Collected data entries:
--

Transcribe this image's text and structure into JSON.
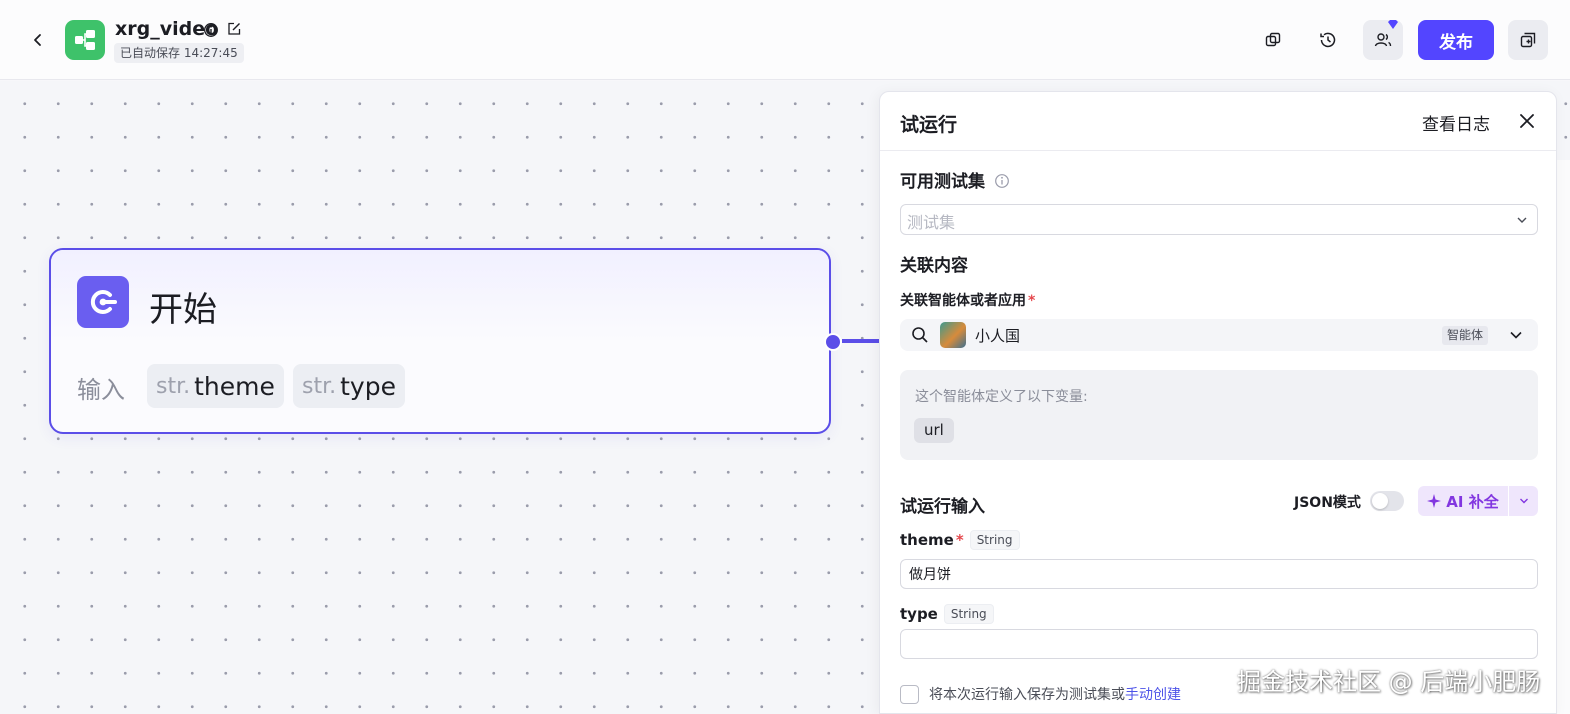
{
  "topbar": {
    "app_name": "xrg_video",
    "save_status": "已自动保存 14:27:45",
    "publish_label": "发布"
  },
  "canvas": {
    "start_node": {
      "title": "开始",
      "input_label": "输入",
      "params": [
        {
          "type": "str.",
          "name": "theme"
        },
        {
          "type": "str.",
          "name": "type"
        }
      ]
    }
  },
  "panel": {
    "title": "试运行",
    "log_link": "查看日志",
    "testset": {
      "label": "可用测试集",
      "placeholder": "测试集"
    },
    "related": {
      "label": "关联内容",
      "sub_label": "关联智能体或者应用",
      "agent_name": "小人国",
      "agent_tag": "智能体",
      "var_note": "这个智能体定义了以下变量:",
      "variables": [
        "url"
      ]
    },
    "run_input": {
      "label": "试运行输入",
      "json_mode_label": "JSON模式",
      "ai_button_label": "AI 补全",
      "fields": [
        {
          "name": "theme",
          "type": "String",
          "required": "*",
          "value": ""
        },
        {
          "name": "type",
          "type": "String",
          "value": ""
        }
      ],
      "theme_value": "做月饼",
      "type_value": ""
    },
    "save": {
      "text": "将本次运行输入保存为测试集或",
      "link": "手动创建"
    }
  },
  "watermark": "掘金技术社区 @ 后端小肥肠",
  "colors": {
    "accent": "#5345ff",
    "node_border": "#5b4ee8",
    "app_logo": "#3ec26a",
    "ai_purple": "#8236e0"
  }
}
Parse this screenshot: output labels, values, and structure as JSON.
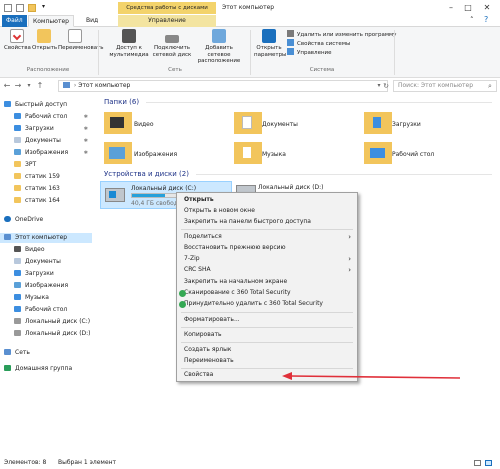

--

■ WRITTEN INSTRUCTION
Select all lines in the listing above where the word "this" appears, and show them.

■ RESULT OF THE EXERCISE
Transcribe this image's text and structure into JSON.
Parse this screenshot: output labels, values, and structure as JSON.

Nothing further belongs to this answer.